-- start of Listed records --
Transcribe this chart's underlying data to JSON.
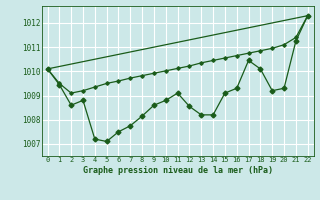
{
  "background_color": "#cce8e8",
  "grid_color": "#ffffff",
  "line_color": "#1a5c1a",
  "xlabel": "Graphe pression niveau de la mer (hPa)",
  "xlim": [
    -0.5,
    22.5
  ],
  "ylim": [
    1006.5,
    1012.7
  ],
  "yticks": [
    1007,
    1008,
    1009,
    1010,
    1011,
    1012
  ],
  "xticks": [
    0,
    1,
    2,
    3,
    4,
    5,
    6,
    7,
    8,
    9,
    10,
    11,
    12,
    13,
    14,
    15,
    16,
    17,
    18,
    19,
    20,
    21,
    22
  ],
  "series1_x": [
    0,
    1,
    2,
    3,
    4,
    5,
    6,
    7,
    8,
    9,
    10,
    11,
    12,
    13,
    14,
    15,
    16,
    17,
    18,
    19,
    20,
    21,
    22
  ],
  "series1_y": [
    1010.1,
    1009.45,
    1008.6,
    1008.8,
    1007.2,
    1007.1,
    1007.5,
    1007.75,
    1008.15,
    1008.6,
    1008.8,
    1009.1,
    1008.55,
    1008.2,
    1008.2,
    1009.1,
    1009.3,
    1010.45,
    1010.1,
    1009.2,
    1009.3,
    1011.25,
    1012.3
  ],
  "series2_x": [
    0,
    1,
    2,
    3,
    4,
    5,
    6,
    7,
    8,
    9,
    10,
    11,
    12,
    13,
    14,
    15,
    16,
    17,
    18,
    19,
    20,
    21,
    22
  ],
  "series2_y": [
    1010.1,
    1009.5,
    1009.1,
    1009.2,
    1009.35,
    1009.5,
    1009.6,
    1009.72,
    1009.82,
    1009.92,
    1010.02,
    1010.12,
    1010.22,
    1010.35,
    1010.45,
    1010.55,
    1010.65,
    1010.75,
    1010.85,
    1010.95,
    1011.1,
    1011.4,
    1012.3
  ],
  "series3_x": [
    0,
    22
  ],
  "series3_y": [
    1010.1,
    1012.3
  ],
  "title_color": "#1a5c1a",
  "xlabel_fontsize": 6,
  "tick_fontsize": 5,
  "ytick_fontsize": 5.5
}
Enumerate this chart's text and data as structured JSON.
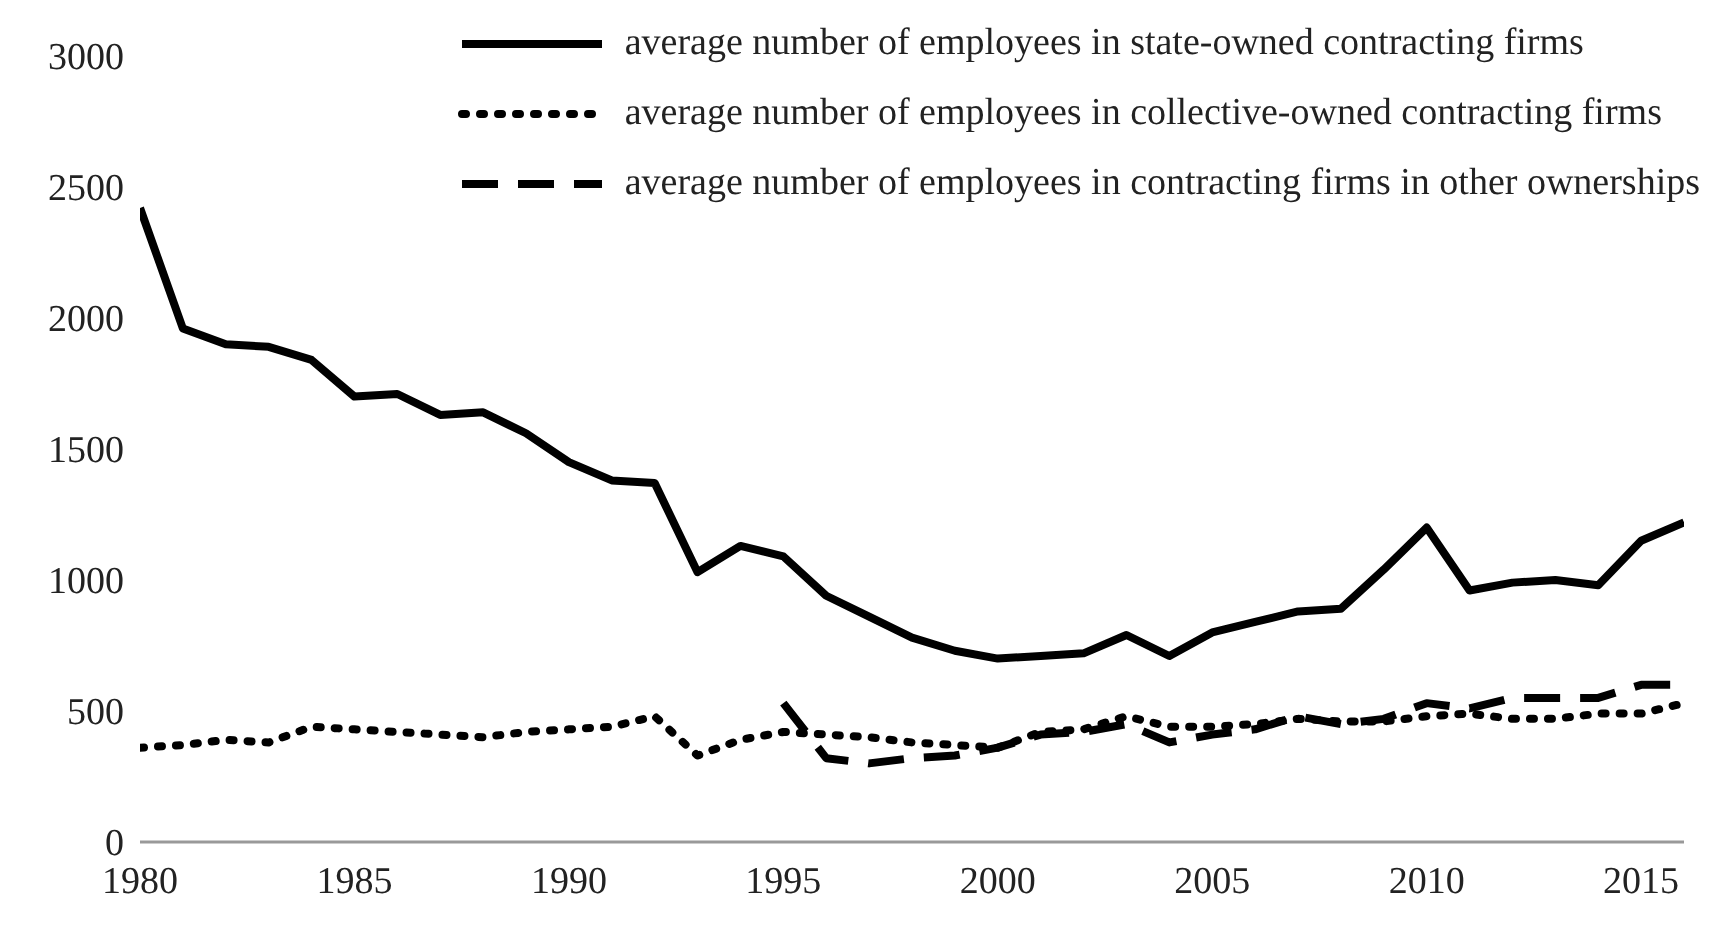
{
  "chart_data": {
    "type": "line",
    "x": [
      1980,
      1981,
      1982,
      1983,
      1984,
      1985,
      1986,
      1987,
      1988,
      1989,
      1990,
      1991,
      1992,
      1993,
      1994,
      1995,
      1996,
      1997,
      1998,
      1999,
      2000,
      2001,
      2002,
      2003,
      2004,
      2005,
      2006,
      2007,
      2008,
      2009,
      2010,
      2011,
      2012,
      2013,
      2014,
      2015,
      2016
    ],
    "series": [
      {
        "name": "average number of employees in state-owned contracting firms",
        "color": "#000000",
        "line_style": "solid",
        "values": [
          2420,
          1960,
          1900,
          1890,
          1840,
          1700,
          1710,
          1630,
          1640,
          1560,
          1450,
          1380,
          1370,
          1030,
          1130,
          1090,
          940,
          860,
          780,
          730,
          700,
          710,
          720,
          790,
          710,
          800,
          840,
          880,
          890,
          1040,
          1200,
          960,
          990,
          1000,
          980,
          1150,
          1220
        ]
      },
      {
        "name": "average number of employees in collective-owned contracting firms",
        "color": "#000000",
        "line_style": "dotted",
        "values": [
          360,
          370,
          390,
          380,
          440,
          430,
          420,
          410,
          400,
          420,
          430,
          440,
          480,
          330,
          390,
          420,
          410,
          400,
          380,
          370,
          360,
          420,
          430,
          480,
          440,
          440,
          450,
          470,
          460,
          460,
          480,
          490,
          470,
          470,
          490,
          490,
          530
        ]
      },
      {
        "name": "average number of employees in contracting firms in other ownerships",
        "color": "#000000",
        "line_style": "dashed",
        "values": [
          null,
          null,
          null,
          null,
          null,
          null,
          null,
          null,
          null,
          null,
          null,
          null,
          null,
          null,
          null,
          530,
          320,
          300,
          320,
          330,
          360,
          410,
          420,
          450,
          380,
          410,
          430,
          480,
          450,
          470,
          530,
          510,
          550,
          550,
          550,
          600,
          600
        ]
      }
    ],
    "xlim": [
      1980,
      2016
    ],
    "xticks": [
      1980,
      1985,
      1990,
      1995,
      2000,
      2005,
      2010,
      2015
    ],
    "ylim": [
      0,
      3000
    ],
    "yticks": [
      0,
      500,
      1000,
      1500,
      2000,
      2500,
      3000
    ],
    "grid": false,
    "legend": "top right",
    "marker": "none"
  }
}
-- end of Listed records --
_What you are asked to do_
Using the records above, pull out each line where the word "average" occurs.

_Solution_
        "name": "average number of employees in state-owned contracting firms",
        "name": "average number of employees in collective-owned contracting firms",
        "name": "average number of employees in contracting firms in other ownerships",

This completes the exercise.